___ Materials provided
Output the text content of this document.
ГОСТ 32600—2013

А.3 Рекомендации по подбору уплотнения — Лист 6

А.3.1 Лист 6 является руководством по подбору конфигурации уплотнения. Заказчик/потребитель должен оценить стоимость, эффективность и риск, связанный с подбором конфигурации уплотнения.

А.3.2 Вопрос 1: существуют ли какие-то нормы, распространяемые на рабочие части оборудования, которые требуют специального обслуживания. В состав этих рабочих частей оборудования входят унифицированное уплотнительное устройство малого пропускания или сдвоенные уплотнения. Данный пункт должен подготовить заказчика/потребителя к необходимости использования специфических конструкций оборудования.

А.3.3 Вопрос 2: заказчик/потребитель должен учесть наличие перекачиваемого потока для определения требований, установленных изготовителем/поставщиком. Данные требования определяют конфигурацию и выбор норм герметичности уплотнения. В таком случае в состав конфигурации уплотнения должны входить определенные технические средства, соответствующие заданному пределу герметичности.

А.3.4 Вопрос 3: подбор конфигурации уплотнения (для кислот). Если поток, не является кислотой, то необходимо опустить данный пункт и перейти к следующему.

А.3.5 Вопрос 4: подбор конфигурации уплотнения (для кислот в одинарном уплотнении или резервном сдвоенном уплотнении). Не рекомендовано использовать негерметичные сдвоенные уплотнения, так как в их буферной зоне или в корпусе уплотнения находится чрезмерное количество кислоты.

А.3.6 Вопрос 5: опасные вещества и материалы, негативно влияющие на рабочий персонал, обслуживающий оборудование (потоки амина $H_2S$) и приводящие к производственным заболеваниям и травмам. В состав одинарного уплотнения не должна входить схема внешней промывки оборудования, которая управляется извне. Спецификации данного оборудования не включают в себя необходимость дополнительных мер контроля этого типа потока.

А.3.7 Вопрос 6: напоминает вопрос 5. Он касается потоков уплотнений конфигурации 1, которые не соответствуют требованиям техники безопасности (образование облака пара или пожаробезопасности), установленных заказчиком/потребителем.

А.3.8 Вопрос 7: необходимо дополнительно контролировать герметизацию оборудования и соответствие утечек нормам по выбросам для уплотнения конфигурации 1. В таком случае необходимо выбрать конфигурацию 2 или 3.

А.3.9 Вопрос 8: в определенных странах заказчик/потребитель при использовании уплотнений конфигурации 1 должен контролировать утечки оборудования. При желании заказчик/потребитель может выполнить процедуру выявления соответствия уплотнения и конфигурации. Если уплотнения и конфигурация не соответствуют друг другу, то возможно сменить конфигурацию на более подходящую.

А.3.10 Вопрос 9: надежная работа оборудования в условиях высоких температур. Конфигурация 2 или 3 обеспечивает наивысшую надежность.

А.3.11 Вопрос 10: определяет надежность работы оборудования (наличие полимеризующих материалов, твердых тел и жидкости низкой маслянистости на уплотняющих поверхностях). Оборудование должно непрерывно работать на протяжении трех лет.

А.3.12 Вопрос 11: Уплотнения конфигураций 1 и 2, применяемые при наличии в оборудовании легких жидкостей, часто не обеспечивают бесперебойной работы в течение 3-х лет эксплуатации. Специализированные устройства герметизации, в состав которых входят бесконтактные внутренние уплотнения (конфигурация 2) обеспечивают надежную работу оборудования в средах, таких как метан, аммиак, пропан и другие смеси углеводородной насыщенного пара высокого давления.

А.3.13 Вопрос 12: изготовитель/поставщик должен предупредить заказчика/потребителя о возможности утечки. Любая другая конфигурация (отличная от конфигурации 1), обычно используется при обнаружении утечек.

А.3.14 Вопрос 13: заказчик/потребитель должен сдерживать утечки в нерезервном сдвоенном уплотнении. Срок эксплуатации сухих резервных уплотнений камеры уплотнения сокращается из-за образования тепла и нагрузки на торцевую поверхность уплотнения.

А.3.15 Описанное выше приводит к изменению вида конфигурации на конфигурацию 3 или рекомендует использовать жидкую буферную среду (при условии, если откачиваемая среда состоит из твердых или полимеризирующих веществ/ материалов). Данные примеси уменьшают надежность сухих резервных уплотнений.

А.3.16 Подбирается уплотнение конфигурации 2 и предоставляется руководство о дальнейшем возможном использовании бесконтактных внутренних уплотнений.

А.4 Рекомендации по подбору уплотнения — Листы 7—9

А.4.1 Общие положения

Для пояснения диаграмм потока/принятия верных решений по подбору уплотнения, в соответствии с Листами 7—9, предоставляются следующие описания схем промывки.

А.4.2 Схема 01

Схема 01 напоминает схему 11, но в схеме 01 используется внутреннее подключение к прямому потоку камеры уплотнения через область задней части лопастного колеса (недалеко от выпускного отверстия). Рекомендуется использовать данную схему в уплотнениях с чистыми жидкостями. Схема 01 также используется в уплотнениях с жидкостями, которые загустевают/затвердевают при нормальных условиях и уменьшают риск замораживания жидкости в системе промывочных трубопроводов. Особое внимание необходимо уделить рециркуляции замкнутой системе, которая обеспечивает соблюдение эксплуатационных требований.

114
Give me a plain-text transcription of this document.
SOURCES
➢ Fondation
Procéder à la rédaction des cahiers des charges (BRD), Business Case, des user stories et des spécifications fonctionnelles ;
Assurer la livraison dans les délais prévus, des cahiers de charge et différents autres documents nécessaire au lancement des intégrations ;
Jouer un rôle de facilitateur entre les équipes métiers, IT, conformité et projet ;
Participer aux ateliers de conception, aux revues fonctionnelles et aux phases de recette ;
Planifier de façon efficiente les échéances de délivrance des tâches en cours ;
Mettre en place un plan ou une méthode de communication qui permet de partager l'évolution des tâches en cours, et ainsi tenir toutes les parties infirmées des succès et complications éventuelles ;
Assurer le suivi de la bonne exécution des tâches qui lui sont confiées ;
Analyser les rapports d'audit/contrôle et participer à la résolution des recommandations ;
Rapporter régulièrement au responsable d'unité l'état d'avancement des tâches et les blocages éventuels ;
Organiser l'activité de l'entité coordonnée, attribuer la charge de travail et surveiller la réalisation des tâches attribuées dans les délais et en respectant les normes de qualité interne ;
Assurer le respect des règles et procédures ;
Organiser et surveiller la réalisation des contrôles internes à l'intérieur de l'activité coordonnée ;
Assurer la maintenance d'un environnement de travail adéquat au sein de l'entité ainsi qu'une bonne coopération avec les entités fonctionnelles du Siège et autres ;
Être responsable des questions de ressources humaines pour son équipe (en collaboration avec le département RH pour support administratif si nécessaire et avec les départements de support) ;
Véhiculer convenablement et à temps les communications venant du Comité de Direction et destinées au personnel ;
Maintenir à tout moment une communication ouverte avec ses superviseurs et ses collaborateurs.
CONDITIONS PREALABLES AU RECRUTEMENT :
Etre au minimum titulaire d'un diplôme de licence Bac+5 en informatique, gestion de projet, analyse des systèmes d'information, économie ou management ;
______
■ Given problem: In the entries above, find each line with the string "Рекомендации" and copy it.

■ Written response:
А.3 Рекомендации по подбору уплотнения — Лист 6
А.4 Рекомендации по подбору уплотнения — Листы 7—9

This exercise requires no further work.